### Task instructions
From the entries that follow, gather each line holding the word "Your".

### Records to process
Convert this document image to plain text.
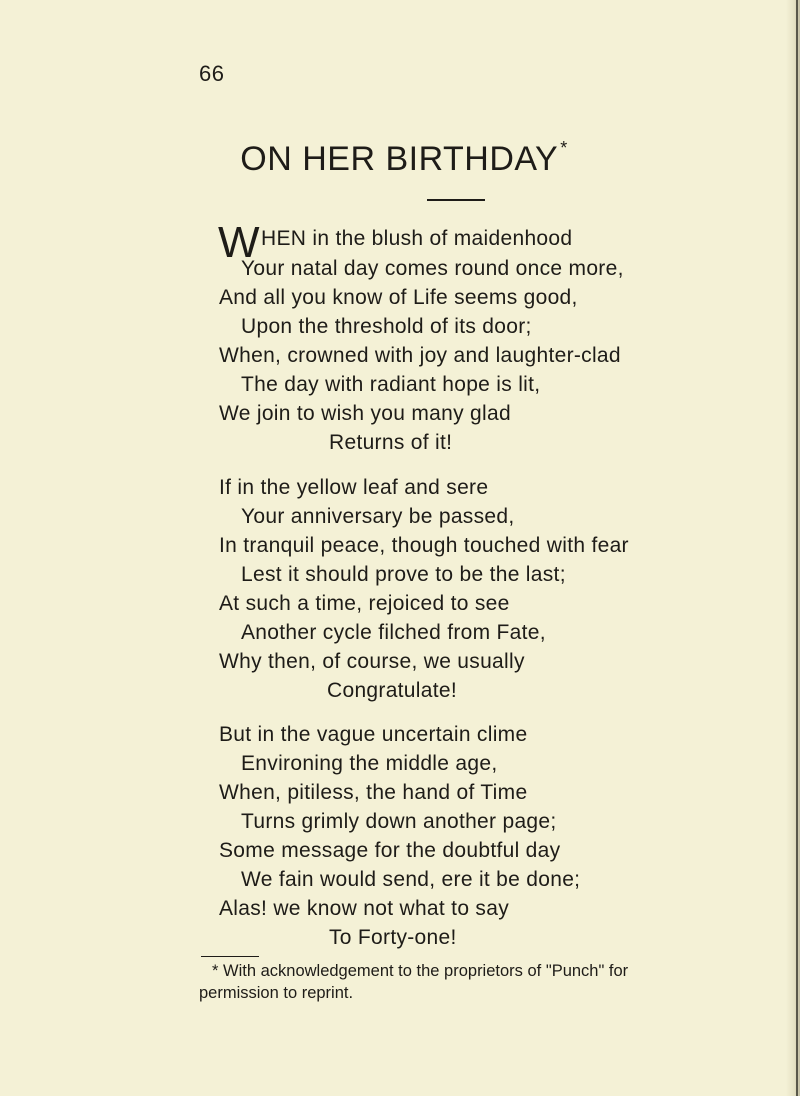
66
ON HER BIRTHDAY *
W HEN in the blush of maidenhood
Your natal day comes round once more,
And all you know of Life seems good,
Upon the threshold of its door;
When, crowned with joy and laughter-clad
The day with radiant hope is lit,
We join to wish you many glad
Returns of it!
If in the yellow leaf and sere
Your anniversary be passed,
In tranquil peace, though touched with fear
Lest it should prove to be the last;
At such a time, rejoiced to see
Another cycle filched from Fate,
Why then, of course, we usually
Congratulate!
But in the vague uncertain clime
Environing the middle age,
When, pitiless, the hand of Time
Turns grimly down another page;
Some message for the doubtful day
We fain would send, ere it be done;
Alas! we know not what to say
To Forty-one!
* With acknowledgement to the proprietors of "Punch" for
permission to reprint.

### Answer to the task
Your natal day comes round once more,
Your anniversary be passed,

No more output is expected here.